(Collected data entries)
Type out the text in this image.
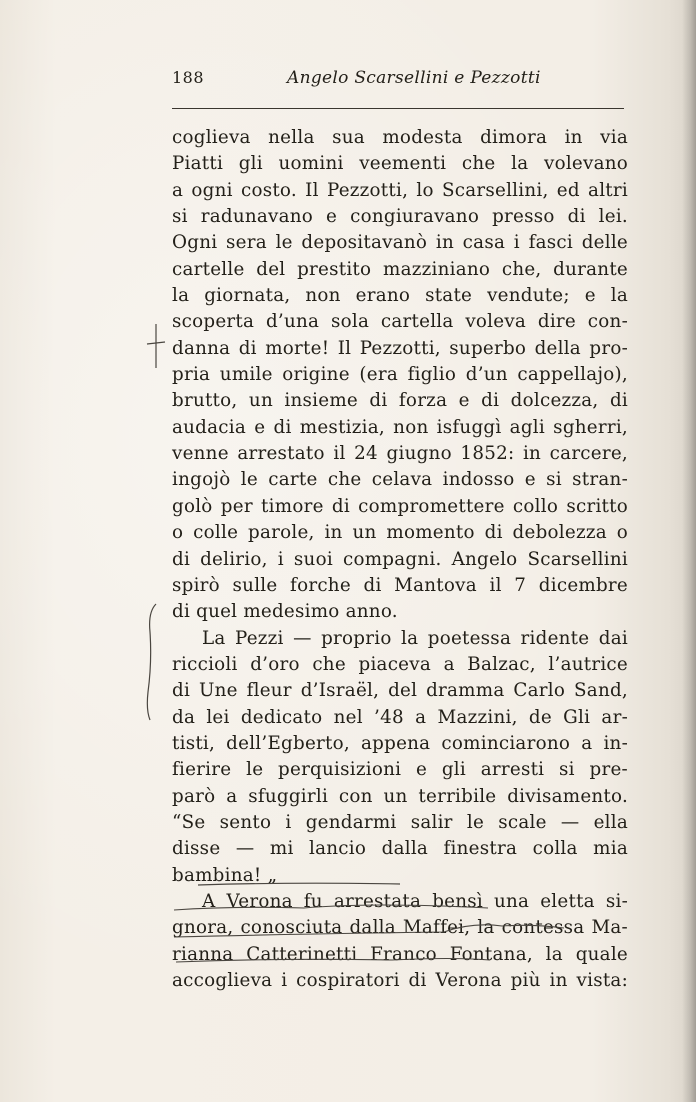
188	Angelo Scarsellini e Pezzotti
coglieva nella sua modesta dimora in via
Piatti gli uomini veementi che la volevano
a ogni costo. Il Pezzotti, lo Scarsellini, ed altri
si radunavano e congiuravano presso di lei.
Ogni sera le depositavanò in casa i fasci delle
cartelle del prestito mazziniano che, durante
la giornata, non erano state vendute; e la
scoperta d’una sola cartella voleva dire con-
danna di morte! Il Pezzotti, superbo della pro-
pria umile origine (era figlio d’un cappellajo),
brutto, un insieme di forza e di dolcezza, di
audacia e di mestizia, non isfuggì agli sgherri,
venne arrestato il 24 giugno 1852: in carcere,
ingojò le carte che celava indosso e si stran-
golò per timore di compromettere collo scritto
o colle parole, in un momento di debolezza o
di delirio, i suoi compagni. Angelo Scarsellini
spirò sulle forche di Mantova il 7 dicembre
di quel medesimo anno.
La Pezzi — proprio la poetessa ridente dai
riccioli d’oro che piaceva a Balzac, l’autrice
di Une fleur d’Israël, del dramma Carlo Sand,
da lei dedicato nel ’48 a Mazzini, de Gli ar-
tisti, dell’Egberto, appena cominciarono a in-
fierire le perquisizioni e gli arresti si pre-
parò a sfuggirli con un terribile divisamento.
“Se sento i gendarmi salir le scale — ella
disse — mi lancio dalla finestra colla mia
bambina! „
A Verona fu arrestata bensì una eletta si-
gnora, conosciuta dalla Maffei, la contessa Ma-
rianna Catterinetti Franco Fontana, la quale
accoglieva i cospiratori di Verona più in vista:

• _Set exercise_: Which lines of the data include "Angelo"? Copy each of them.

• _The reply_:
188	Angelo Scarsellini e Pezzotti
di delirio, i suoi compagni. Angelo Scarsellini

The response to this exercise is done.